STATED GOAL> Write out the data below in full, unchanged, minus the images.

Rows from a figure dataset
>> BEGIN

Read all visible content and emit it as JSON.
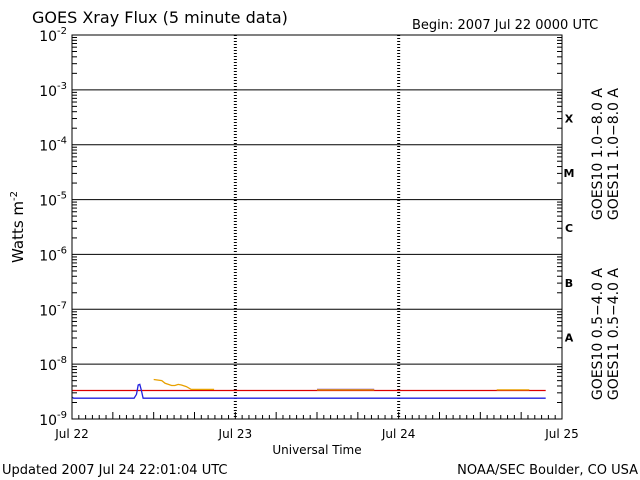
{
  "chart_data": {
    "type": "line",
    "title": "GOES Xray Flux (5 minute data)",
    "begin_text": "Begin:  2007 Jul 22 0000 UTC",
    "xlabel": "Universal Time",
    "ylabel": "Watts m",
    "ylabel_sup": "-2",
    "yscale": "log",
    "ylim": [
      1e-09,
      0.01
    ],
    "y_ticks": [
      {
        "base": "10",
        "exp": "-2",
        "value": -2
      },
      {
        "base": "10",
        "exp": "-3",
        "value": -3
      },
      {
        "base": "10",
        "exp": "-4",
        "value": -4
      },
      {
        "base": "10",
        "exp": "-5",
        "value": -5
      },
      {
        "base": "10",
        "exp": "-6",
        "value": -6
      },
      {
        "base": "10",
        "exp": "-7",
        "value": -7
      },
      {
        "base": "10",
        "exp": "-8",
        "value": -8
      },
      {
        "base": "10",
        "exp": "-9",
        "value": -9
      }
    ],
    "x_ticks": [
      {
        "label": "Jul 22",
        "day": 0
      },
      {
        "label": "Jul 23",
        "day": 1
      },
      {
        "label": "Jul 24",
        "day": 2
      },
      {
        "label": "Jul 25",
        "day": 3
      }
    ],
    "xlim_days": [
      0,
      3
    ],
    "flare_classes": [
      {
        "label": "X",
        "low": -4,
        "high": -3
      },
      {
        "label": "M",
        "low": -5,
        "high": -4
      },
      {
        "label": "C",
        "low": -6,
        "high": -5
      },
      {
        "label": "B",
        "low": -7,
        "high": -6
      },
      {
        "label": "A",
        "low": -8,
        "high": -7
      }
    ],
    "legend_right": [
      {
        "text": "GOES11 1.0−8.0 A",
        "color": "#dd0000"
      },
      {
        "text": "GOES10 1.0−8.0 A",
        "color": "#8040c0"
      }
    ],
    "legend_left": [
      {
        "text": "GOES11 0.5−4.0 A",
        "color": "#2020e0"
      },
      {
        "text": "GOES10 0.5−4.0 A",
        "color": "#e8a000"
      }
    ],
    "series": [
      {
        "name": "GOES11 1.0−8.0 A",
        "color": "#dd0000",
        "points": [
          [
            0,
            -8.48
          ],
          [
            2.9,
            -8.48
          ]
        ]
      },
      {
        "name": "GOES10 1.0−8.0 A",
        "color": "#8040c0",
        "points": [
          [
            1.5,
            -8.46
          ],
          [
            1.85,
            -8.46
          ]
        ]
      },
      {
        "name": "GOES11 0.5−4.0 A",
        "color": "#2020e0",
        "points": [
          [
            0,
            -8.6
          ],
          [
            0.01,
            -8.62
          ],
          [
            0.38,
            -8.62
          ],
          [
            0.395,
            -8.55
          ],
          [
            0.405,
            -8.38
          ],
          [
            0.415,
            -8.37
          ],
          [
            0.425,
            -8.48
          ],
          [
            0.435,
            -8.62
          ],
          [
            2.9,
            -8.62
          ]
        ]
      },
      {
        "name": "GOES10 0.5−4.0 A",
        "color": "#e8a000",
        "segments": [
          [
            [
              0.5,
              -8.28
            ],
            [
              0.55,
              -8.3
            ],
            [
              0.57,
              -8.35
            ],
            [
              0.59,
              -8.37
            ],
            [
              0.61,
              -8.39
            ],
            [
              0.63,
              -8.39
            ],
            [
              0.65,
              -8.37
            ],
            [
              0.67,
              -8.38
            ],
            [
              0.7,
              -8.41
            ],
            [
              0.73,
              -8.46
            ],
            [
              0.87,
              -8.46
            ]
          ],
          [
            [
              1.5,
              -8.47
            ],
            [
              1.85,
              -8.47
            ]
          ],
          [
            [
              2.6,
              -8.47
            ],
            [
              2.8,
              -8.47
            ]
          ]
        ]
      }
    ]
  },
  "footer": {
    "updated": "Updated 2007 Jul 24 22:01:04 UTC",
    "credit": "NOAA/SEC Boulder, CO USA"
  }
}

>> END

OUTPUT FOR THIS EXERCISE>
Read all visible content and emit it as JSON.
{
  "chart_data": {
    "type": "line",
    "title": "GOES Xray Flux (5 minute data)",
    "begin_text": "Begin:  2007 Jul 22 0000 UTC",
    "xlabel": "Universal Time",
    "ylabel": "Watts m",
    "ylabel_sup": "-2",
    "yscale": "log",
    "ylim": [
      1e-09,
      0.01
    ],
    "y_ticks": [
      {
        "base": "10",
        "exp": "-2",
        "value": -2
      },
      {
        "base": "10",
        "exp": "-3",
        "value": -3
      },
      {
        "base": "10",
        "exp": "-4",
        "value": -4
      },
      {
        "base": "10",
        "exp": "-5",
        "value": -5
      },
      {
        "base": "10",
        "exp": "-6",
        "value": -6
      },
      {
        "base": "10",
        "exp": "-7",
        "value": -7
      },
      {
        "base": "10",
        "exp": "-8",
        "value": -8
      },
      {
        "base": "10",
        "exp": "-9",
        "value": -9
      }
    ],
    "x_ticks": [
      {
        "label": "Jul 22",
        "day": 0
      },
      {
        "label": "Jul 23",
        "day": 1
      },
      {
        "label": "Jul 24",
        "day": 2
      },
      {
        "label": "Jul 25",
        "day": 3
      }
    ],
    "xlim_days": [
      0,
      3
    ],
    "flare_classes": [
      {
        "label": "X",
        "low": -4,
        "high": -3
      },
      {
        "label": "M",
        "low": -5,
        "high": -4
      },
      {
        "label": "C",
        "low": -6,
        "high": -5
      },
      {
        "label": "B",
        "low": -7,
        "high": -6
      },
      {
        "label": "A",
        "low": -8,
        "high": -7
      }
    ],
    "legend_right": [
      {
        "text": "GOES11 1.0−8.0 A",
        "color": "#dd0000"
      },
      {
        "text": "GOES10 1.0−8.0 A",
        "color": "#8040c0"
      }
    ],
    "legend_left": [
      {
        "text": "GOES11 0.5−4.0 A",
        "color": "#2020e0"
      },
      {
        "text": "GOES10 0.5−4.0 A",
        "color": "#e8a000"
      }
    ],
    "series": [
      {
        "name": "GOES11 1.0−8.0 A",
        "color": "#dd0000",
        "points": [
          [
            0,
            -8.48
          ],
          [
            2.9,
            -8.48
          ]
        ]
      },
      {
        "name": "GOES10 1.0−8.0 A",
        "color": "#8040c0",
        "points": [
          [
            1.5,
            -8.46
          ],
          [
            1.85,
            -8.46
          ]
        ]
      },
      {
        "name": "GOES11 0.5−4.0 A",
        "color": "#2020e0",
        "points": [
          [
            0,
            -8.6
          ],
          [
            0.01,
            -8.62
          ],
          [
            0.38,
            -8.62
          ],
          [
            0.395,
            -8.55
          ],
          [
            0.405,
            -8.38
          ],
          [
            0.415,
            -8.37
          ],
          [
            0.425,
            -8.48
          ],
          [
            0.435,
            -8.62
          ],
          [
            2.9,
            -8.62
          ]
        ]
      },
      {
        "name": "GOES10 0.5−4.0 A",
        "color": "#e8a000",
        "segments": [
          [
            [
              0.5,
              -8.28
            ],
            [
              0.55,
              -8.3
            ],
            [
              0.57,
              -8.35
            ],
            [
              0.59,
              -8.37
            ],
            [
              0.61,
              -8.39
            ],
            [
              0.63,
              -8.39
            ],
            [
              0.65,
              -8.37
            ],
            [
              0.67,
              -8.38
            ],
            [
              0.7,
              -8.41
            ],
            [
              0.73,
              -8.46
            ],
            [
              0.87,
              -8.46
            ]
          ],
          [
            [
              1.5,
              -8.47
            ],
            [
              1.85,
              -8.47
            ]
          ],
          [
            [
              2.6,
              -8.47
            ],
            [
              2.8,
              -8.47
            ]
          ]
        ]
      }
    ]
  },
  "footer": {
    "updated": "Updated 2007 Jul 24 22:01:04 UTC",
    "credit": "NOAA/SEC Boulder, CO USA"
  }
}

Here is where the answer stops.